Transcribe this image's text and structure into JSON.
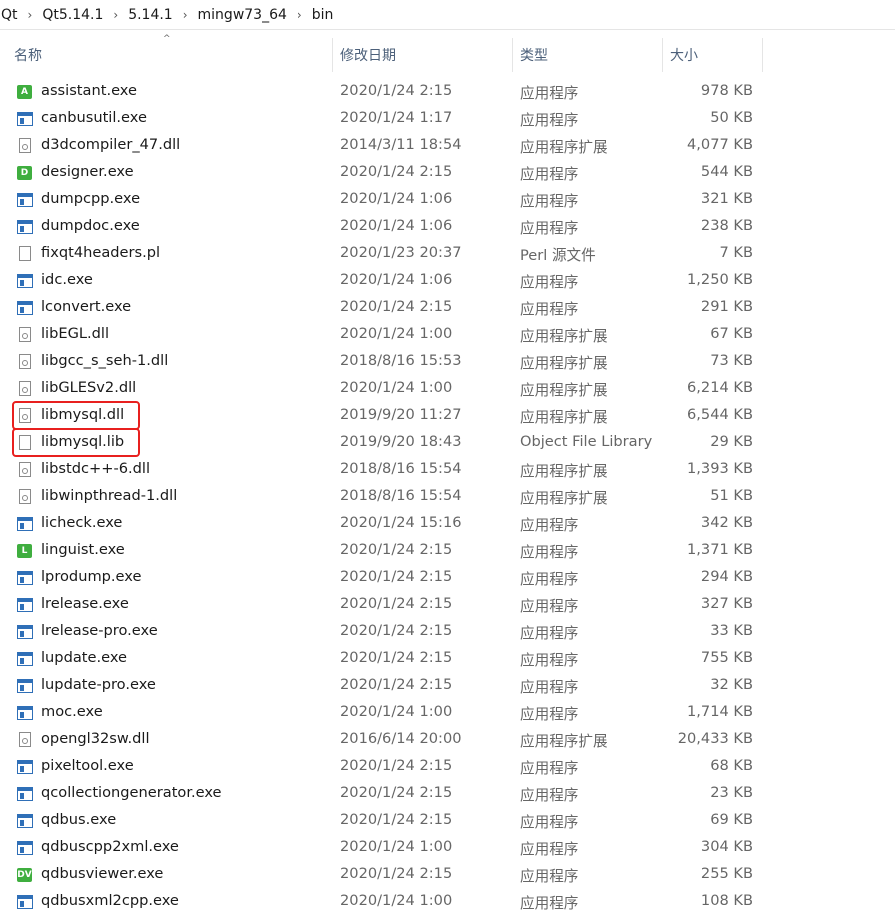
{
  "breadcrumb": [
    "Qt",
    "Qt5.14.1",
    "5.14.1",
    "mingw73_64",
    "bin"
  ],
  "columns": {
    "name": "名称",
    "date": "修改日期",
    "type": "类型",
    "size": "大小"
  },
  "files": [
    {
      "name": "assistant.exe",
      "date": "2020/1/24 2:15",
      "type": "应用程序",
      "size": "978 KB",
      "icon": "assistant-app-icon",
      "badge": "A"
    },
    {
      "name": "canbusutil.exe",
      "date": "2020/1/24 1:17",
      "type": "应用程序",
      "size": "50 KB",
      "icon": "exe-icon"
    },
    {
      "name": "d3dcompiler_47.dll",
      "date": "2014/3/11 18:54",
      "type": "应用程序扩展",
      "size": "4,077 KB",
      "icon": "dll-icon"
    },
    {
      "name": "designer.exe",
      "date": "2020/1/24 2:15",
      "type": "应用程序",
      "size": "544 KB",
      "icon": "designer-app-icon",
      "badge": "D"
    },
    {
      "name": "dumpcpp.exe",
      "date": "2020/1/24 1:06",
      "type": "应用程序",
      "size": "321 KB",
      "icon": "exe-icon"
    },
    {
      "name": "dumpdoc.exe",
      "date": "2020/1/24 1:06",
      "type": "应用程序",
      "size": "238 KB",
      "icon": "exe-icon"
    },
    {
      "name": "fixqt4headers.pl",
      "date": "2020/1/23 20:37",
      "type": "Perl 源文件",
      "size": "7 KB",
      "icon": "file-icon"
    },
    {
      "name": "idc.exe",
      "date": "2020/1/24 1:06",
      "type": "应用程序",
      "size": "1,250 KB",
      "icon": "exe-icon"
    },
    {
      "name": "lconvert.exe",
      "date": "2020/1/24 2:15",
      "type": "应用程序",
      "size": "291 KB",
      "icon": "exe-icon"
    },
    {
      "name": "libEGL.dll",
      "date": "2020/1/24 1:00",
      "type": "应用程序扩展",
      "size": "67 KB",
      "icon": "dll-icon"
    },
    {
      "name": "libgcc_s_seh-1.dll",
      "date": "2018/8/16 15:53",
      "type": "应用程序扩展",
      "size": "73 KB",
      "icon": "dll-icon"
    },
    {
      "name": "libGLESv2.dll",
      "date": "2020/1/24 1:00",
      "type": "应用程序扩展",
      "size": "6,214 KB",
      "icon": "dll-icon"
    },
    {
      "name": "libmysql.dll",
      "date": "2019/9/20 11:27",
      "type": "应用程序扩展",
      "size": "6,544 KB",
      "icon": "dll-icon",
      "highlight": true
    },
    {
      "name": "libmysql.lib",
      "date": "2019/9/20 18:43",
      "type": "Object File Library",
      "size": "29 KB",
      "icon": "file-icon",
      "highlight": true
    },
    {
      "name": "libstdc++-6.dll",
      "date": "2018/8/16 15:54",
      "type": "应用程序扩展",
      "size": "1,393 KB",
      "icon": "dll-icon"
    },
    {
      "name": "libwinpthread-1.dll",
      "date": "2018/8/16 15:54",
      "type": "应用程序扩展",
      "size": "51 KB",
      "icon": "dll-icon"
    },
    {
      "name": "licheck.exe",
      "date": "2020/1/24 15:16",
      "type": "应用程序",
      "size": "342 KB",
      "icon": "exe-icon"
    },
    {
      "name": "linguist.exe",
      "date": "2020/1/24 2:15",
      "type": "应用程序",
      "size": "1,371 KB",
      "icon": "linguist-app-icon",
      "badge": "L"
    },
    {
      "name": "lprodump.exe",
      "date": "2020/1/24 2:15",
      "type": "应用程序",
      "size": "294 KB",
      "icon": "exe-icon"
    },
    {
      "name": "lrelease.exe",
      "date": "2020/1/24 2:15",
      "type": "应用程序",
      "size": "327 KB",
      "icon": "exe-icon"
    },
    {
      "name": "lrelease-pro.exe",
      "date": "2020/1/24 2:15",
      "type": "应用程序",
      "size": "33 KB",
      "icon": "exe-icon"
    },
    {
      "name": "lupdate.exe",
      "date": "2020/1/24 2:15",
      "type": "应用程序",
      "size": "755 KB",
      "icon": "exe-icon"
    },
    {
      "name": "lupdate-pro.exe",
      "date": "2020/1/24 2:15",
      "type": "应用程序",
      "size": "32 KB",
      "icon": "exe-icon"
    },
    {
      "name": "moc.exe",
      "date": "2020/1/24 1:00",
      "type": "应用程序",
      "size": "1,714 KB",
      "icon": "exe-icon"
    },
    {
      "name": "opengl32sw.dll",
      "date": "2016/6/14 20:00",
      "type": "应用程序扩展",
      "size": "20,433 KB",
      "icon": "dll-icon"
    },
    {
      "name": "pixeltool.exe",
      "date": "2020/1/24 2:15",
      "type": "应用程序",
      "size": "68 KB",
      "icon": "exe-icon"
    },
    {
      "name": "qcollectiongenerator.exe",
      "date": "2020/1/24 2:15",
      "type": "应用程序",
      "size": "23 KB",
      "icon": "exe-icon"
    },
    {
      "name": "qdbus.exe",
      "date": "2020/1/24 2:15",
      "type": "应用程序",
      "size": "69 KB",
      "icon": "exe-icon"
    },
    {
      "name": "qdbuscpp2xml.exe",
      "date": "2020/1/24 1:00",
      "type": "应用程序",
      "size": "304 KB",
      "icon": "exe-icon"
    },
    {
      "name": "qdbusviewer.exe",
      "date": "2020/1/24 2:15",
      "type": "应用程序",
      "size": "255 KB",
      "icon": "dbusviewer-app-icon",
      "badge": "DV"
    },
    {
      "name": "qdbusxml2cpp.exe",
      "date": "2020/1/24 1:00",
      "type": "应用程序",
      "size": "108 KB",
      "icon": "exe-icon"
    }
  ]
}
+ + +
§ **Task**: Each line in the entries above that includes the string "assistant" should be extracted.

§ **Answer to the exercise**:
      "name": "assistant.exe",
      "icon": "assistant-app-icon",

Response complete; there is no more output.